→ **O que fazer**
1) Segundo o excerto sobre as eleições autárquicas, por que razão quem acaba de chegar a Portugal percebe em poucos minutos que há eleições próximas? Responda em uma a três frases.
2) Responda às perguntas sobre o excerto sobre as eleições autárquicas:
(a) Em que data se realizam as eleições autárquicas?
(b) Como é descrita a maioria dos cartazes?
(c) O que fundamenta a existência de muitos pseudo-independentes?
3) Prossiga com o excerto sobre as eleições autárquicas a partir da última frase apresentada.
═════ Excerto para leitura
Acabado de chegar a Portugal vindo do fim do mundo - ou mesmo saído de uma nave espacial - o mais ignorante dos cidadãos percebe em breves minutos estar à boca de cena de eleições autárquicas.Como? Cidades, vilas e aldeias estão pejadas de cartazes, a maioria de gosto duvidoso, repletos de chavões tontos, dando ao acabadinho de aterrar uma noção do próximo futuro. E se ainda subsistirem ténues dúvidas, elas esfumam-se perante o sorriso bacoco deles e delas nas tais pancartas. Num país carrancudo, as faces risonhas indiciam haver gato escondido com o rabo de fora.
Corpo do artigo
O intruso só necessita, pois, de explicações subsidiárias. Como a de que as eleições autárquicas de 29 de setembro estão há vários meses a ser entretidas por guerras intestinas nos aparelhos partidários, as quais, aliás, até fundamentam a existência de muitos pseudo-independentes.
══════════
═════ Dados fornecidos
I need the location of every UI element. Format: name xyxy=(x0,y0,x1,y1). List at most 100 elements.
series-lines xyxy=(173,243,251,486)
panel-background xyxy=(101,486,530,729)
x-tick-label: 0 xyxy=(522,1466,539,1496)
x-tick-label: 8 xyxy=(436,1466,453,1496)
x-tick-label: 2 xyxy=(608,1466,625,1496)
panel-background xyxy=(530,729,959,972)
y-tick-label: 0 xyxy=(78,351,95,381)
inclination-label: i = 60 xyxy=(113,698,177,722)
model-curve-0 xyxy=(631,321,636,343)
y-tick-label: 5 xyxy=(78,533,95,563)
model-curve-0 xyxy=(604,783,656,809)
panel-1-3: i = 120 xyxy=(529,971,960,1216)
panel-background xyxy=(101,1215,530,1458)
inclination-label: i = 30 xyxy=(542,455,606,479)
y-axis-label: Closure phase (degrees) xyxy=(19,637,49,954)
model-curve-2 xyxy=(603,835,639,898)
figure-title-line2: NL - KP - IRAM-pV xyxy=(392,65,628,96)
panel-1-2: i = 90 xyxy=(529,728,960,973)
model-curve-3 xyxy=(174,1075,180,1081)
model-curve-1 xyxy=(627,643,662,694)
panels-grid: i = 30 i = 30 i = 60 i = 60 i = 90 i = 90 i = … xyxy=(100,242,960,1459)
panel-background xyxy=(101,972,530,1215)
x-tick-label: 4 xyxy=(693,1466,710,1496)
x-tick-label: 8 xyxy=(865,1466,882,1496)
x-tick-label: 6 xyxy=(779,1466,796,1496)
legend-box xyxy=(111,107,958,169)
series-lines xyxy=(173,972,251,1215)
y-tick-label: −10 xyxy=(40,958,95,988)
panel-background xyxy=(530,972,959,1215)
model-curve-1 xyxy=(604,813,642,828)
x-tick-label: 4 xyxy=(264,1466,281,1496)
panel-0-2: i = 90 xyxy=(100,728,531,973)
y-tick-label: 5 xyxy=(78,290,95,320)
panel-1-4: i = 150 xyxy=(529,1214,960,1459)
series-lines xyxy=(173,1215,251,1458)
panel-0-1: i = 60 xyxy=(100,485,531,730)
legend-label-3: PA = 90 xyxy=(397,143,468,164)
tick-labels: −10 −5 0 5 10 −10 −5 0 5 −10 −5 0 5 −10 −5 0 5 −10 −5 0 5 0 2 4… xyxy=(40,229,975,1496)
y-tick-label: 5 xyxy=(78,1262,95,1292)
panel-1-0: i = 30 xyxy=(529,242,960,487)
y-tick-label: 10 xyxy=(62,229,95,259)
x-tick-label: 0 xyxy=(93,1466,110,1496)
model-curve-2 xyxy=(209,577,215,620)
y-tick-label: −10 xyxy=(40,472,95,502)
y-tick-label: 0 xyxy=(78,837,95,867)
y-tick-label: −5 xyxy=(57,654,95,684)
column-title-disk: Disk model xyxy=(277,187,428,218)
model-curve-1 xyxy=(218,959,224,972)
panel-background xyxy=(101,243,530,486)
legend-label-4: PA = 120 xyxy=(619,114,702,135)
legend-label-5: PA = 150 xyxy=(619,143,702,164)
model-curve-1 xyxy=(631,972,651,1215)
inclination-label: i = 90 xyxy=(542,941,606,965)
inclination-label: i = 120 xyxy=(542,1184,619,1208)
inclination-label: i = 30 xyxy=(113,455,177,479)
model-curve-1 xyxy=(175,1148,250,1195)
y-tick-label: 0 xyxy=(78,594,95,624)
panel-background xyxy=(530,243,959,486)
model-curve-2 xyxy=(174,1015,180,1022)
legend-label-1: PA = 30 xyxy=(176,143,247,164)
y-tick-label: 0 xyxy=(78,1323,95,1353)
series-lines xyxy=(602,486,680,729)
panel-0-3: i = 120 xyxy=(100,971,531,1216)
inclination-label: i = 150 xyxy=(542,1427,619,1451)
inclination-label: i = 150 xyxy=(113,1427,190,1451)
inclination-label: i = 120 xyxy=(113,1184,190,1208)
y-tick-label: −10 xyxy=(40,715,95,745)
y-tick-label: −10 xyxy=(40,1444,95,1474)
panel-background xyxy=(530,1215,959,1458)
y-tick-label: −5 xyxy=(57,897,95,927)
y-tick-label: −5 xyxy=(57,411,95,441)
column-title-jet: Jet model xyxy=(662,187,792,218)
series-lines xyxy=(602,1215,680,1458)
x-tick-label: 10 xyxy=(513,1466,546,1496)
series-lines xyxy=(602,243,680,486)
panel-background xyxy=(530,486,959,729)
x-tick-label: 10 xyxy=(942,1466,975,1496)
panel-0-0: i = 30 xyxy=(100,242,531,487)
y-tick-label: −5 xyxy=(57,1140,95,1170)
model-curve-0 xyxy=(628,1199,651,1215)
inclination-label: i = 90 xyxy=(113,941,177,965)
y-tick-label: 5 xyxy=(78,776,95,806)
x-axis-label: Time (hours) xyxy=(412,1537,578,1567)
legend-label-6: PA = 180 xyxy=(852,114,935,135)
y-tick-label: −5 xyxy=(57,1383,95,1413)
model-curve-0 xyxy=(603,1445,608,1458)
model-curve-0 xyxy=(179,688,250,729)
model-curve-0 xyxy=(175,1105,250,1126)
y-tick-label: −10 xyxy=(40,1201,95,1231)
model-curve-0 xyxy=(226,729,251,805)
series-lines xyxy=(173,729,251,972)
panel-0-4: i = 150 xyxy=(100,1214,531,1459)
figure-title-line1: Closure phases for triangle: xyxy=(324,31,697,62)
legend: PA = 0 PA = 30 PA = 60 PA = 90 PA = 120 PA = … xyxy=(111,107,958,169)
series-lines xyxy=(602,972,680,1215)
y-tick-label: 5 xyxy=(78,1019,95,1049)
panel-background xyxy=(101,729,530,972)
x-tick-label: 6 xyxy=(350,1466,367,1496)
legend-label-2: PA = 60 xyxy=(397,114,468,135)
══════════
→ **Respostas**
1) Porque cidades, vilas e aldeias estão cheias de cartazes, a maioria de gosto duvidoso e repletos de chavões tontos. Qualquer dúvida que reste desfaz-se perante o sorriso bacoco dos candidatos nas pancartas, já que, num país carrancudo, as faces risonhas indiciam haver gato escondido com o rabo de fora.

2)
(a) A 29 de setembro.
(b) Como sendo de gosto duvidoso e repletos de chavões tontos.
(c) As guerras intestinas nos aparelhos partidários.

3)
O sorriso dos cartazes é o menos. O mais é a caça ao voto passar por comportamentos pouco recomendáveis sob o ponto de vista ético.
Caso flagrante: a maioria dos conglomerados urbanos vive um período de obras. Asfaltam-se ruas, alindam-se pracetas e jardins. São os retoques de cacaracá da autoria dos autarcas recandidatos, substituindo o abandono de anos do bem público por melhoras de última hora destinadas a dar no olho dos papalvos - e a satisfazer também os patos-bravos (influentes locais) da construção civil.
O certificado de menoridade passado aos eleitores impressiona, de facto. E não são só - mais dois exemplos - os caixotes do lixo ou a limpeza de sarjetas após anos de incúria a denunciar o caráter de muitos candidatos autárquicos.
Há pior. Como a irresponsabilidade fácil do anúncio de novos projetos pelos aspirantes ao poder.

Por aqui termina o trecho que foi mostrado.